• _Rows in a dataset_:
————

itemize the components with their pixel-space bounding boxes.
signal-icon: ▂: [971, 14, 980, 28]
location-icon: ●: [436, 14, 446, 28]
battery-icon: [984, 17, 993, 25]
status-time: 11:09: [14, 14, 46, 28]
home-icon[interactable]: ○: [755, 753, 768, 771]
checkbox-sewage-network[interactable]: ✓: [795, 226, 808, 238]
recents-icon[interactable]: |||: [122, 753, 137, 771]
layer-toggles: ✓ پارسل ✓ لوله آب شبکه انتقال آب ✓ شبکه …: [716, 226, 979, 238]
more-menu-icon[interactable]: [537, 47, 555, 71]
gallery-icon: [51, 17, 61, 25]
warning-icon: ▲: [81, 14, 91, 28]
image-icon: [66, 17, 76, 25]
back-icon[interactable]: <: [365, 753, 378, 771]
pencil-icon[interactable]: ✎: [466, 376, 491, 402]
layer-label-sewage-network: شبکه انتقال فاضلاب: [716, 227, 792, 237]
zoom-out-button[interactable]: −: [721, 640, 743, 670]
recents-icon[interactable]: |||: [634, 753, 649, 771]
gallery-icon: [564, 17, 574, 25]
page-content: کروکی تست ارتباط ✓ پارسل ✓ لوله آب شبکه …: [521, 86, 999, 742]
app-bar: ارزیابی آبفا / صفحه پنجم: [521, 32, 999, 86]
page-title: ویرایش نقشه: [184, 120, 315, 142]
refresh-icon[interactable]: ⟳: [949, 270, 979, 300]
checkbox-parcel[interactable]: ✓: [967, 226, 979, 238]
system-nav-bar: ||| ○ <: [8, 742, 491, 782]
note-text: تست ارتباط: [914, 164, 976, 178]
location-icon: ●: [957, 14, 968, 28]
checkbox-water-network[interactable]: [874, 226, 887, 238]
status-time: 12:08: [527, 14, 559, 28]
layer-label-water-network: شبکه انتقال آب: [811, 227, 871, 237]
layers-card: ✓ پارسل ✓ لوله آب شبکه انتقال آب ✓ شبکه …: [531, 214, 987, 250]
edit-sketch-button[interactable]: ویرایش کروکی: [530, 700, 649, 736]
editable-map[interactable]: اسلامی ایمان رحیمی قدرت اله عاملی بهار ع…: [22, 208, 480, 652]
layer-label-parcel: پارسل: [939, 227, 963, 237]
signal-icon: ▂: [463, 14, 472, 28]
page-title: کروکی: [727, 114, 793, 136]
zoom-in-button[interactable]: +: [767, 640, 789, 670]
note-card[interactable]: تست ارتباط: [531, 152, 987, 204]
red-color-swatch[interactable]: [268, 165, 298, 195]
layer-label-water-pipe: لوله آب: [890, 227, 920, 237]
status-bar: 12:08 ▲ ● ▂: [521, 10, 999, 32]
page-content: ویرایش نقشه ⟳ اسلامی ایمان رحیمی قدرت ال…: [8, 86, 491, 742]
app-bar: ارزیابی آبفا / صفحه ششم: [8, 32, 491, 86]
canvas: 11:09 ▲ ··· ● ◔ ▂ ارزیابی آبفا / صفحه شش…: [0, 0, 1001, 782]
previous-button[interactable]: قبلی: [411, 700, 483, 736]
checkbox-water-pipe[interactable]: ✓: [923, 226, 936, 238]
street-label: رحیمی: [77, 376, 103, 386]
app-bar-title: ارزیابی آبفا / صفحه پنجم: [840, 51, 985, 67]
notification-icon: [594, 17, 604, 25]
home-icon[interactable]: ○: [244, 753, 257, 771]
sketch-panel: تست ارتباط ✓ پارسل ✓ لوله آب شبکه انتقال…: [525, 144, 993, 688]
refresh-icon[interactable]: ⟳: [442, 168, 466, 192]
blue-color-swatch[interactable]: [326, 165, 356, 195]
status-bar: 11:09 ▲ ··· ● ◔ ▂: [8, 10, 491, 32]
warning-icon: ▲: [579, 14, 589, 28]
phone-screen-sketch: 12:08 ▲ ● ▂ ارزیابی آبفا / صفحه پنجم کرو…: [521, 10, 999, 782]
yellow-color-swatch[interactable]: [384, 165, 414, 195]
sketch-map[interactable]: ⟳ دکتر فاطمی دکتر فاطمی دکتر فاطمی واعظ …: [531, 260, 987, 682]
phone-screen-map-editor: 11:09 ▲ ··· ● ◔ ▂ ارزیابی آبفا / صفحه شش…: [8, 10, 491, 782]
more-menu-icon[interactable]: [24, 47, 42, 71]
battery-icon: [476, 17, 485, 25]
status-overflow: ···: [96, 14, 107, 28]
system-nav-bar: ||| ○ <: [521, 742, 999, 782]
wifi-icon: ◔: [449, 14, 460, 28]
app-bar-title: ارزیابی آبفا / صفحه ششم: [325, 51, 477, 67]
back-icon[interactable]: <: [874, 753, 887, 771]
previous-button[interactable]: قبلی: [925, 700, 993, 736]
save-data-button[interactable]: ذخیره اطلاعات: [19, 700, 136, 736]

————

• _Problem to work on_:
In every row above, replace "status-time" with "status-clock" and leave everything else unchanged.

• _Reply_:
itemize the components with their pixel-space bounding boxes.
signal-icon: ▂: [971, 14, 980, 28]
location-icon: ●: [436, 14, 446, 28]
battery-icon: [984, 17, 993, 25]
status-clock: 11:09: [14, 14, 46, 28]
home-icon[interactable]: ○: [755, 753, 768, 771]
checkbox-sewage-network[interactable]: ✓: [795, 226, 808, 238]
recents-icon[interactable]: |||: [122, 753, 137, 771]
layer-toggles: ✓ پارسل ✓ لوله آب شبکه انتقال آب ✓ شبکه …: [716, 226, 979, 238]
more-menu-icon[interactable]: [537, 47, 555, 71]
gallery-icon: [51, 17, 61, 25]
warning-icon: ▲: [81, 14, 91, 28]
image-icon: [66, 17, 76, 25]
back-icon[interactable]: <: [365, 753, 378, 771]
pencil-icon[interactable]: ✎: [466, 376, 491, 402]
layer-label-sewage-network: شبکه انتقال فاضلاب: [716, 227, 792, 237]
zoom-out-button[interactable]: −: [721, 640, 743, 670]
recents-icon[interactable]: |||: [634, 753, 649, 771]
gallery-icon: [564, 17, 574, 25]
page-content: کروکی تست ارتباط ✓ پارسل ✓ لوله آب شبکه …: [521, 86, 999, 742]
app-bar: ارزیابی آبفا / صفحه پنجم: [521, 32, 999, 86]
page-title: ویرایش نقشه: [184, 120, 315, 142]
refresh-icon[interactable]: ⟳: [949, 270, 979, 300]
checkbox-parcel[interactable]: ✓: [967, 226, 979, 238]
system-nav-bar: ||| ○ <: [8, 742, 491, 782]
note-text: تست ارتباط: [914, 164, 976, 178]
location-icon: ●: [957, 14, 968, 28]
checkbox-water-network[interactable]: [874, 226, 887, 238]
status-clock: 12:08: [527, 14, 559, 28]
layer-label-water-network: شبکه انتقال آب: [811, 227, 871, 237]
layers-card: ✓ پارسل ✓ لوله آب شبکه انتقال آب ✓ شبکه …: [531, 214, 987, 250]
edit-sketch-button[interactable]: ویرایش کروکی: [530, 700, 649, 736]
editable-map[interactable]: اسلامی ایمان رحیمی قدرت اله عاملی بهار ع…: [22, 208, 480, 652]
layer-label-parcel: پارسل: [939, 227, 963, 237]
signal-icon: ▂: [463, 14, 472, 28]
page-title: کروکی: [727, 114, 793, 136]
zoom-in-button[interactable]: +: [767, 640, 789, 670]
note-card[interactable]: تست ارتباط: [531, 152, 987, 204]
red-color-swatch[interactable]: [268, 165, 298, 195]
layer-label-water-pipe: لوله آب: [890, 227, 920, 237]
status-bar: 12:08 ▲ ● ▂: [521, 10, 999, 32]
page-content: ویرایش نقشه ⟳ اسلامی ایمان رحیمی قدرت ال…: [8, 86, 491, 742]
app-bar: ارزیابی آبفا / صفحه ششم: [8, 32, 491, 86]
canvas: 11:09 ▲ ··· ● ◔ ▂ ارزیابی آبفا / صفحه شش…: [0, 0, 1001, 782]
previous-button[interactable]: قبلی: [411, 700, 483, 736]
checkbox-water-pipe[interactable]: ✓: [923, 226, 936, 238]
street-label: رحیمی: [77, 376, 103, 386]
app-bar-title: ارزیابی آبفا / صفحه پنجم: [840, 51, 985, 67]
notification-icon: [594, 17, 604, 25]
home-icon[interactable]: ○: [244, 753, 257, 771]
sketch-panel: تست ارتباط ✓ پارسل ✓ لوله آب شبکه انتقال…: [525, 144, 993, 688]
refresh-icon[interactable]: ⟳: [442, 168, 466, 192]
blue-color-swatch[interactable]: [326, 165, 356, 195]
status-bar: 11:09 ▲ ··· ● ◔ ▂: [8, 10, 491, 32]
warning-icon: ▲: [579, 14, 589, 28]
phone-screen-sketch: 12:08 ▲ ● ▂ ارزیابی آبفا / صفحه پنجم کرو…: [521, 10, 999, 782]
yellow-color-swatch[interactable]: [384, 165, 414, 195]
sketch-map[interactable]: ⟳ دکتر فاطمی دکتر فاطمی دکتر فاطمی واعظ …: [531, 260, 987, 682]
phone-screen-map-editor: 11:09 ▲ ··· ● ◔ ▂ ارزیابی آبفا / صفحه شش…: [8, 10, 491, 782]
more-menu-icon[interactable]: [24, 47, 42, 71]
battery-icon: [476, 17, 485, 25]
status-overflow: ···: [96, 14, 107, 28]
system-nav-bar: ||| ○ <: [521, 742, 999, 782]
wifi-icon: ◔: [449, 14, 460, 28]
app-bar-title: ارزیابی آبفا / صفحه ششم: [325, 51, 477, 67]
back-icon[interactable]: <: [874, 753, 887, 771]
previous-button[interactable]: قبلی: [925, 700, 993, 736]
save-data-button[interactable]: ذخیره اطلاعات: [19, 700, 136, 736]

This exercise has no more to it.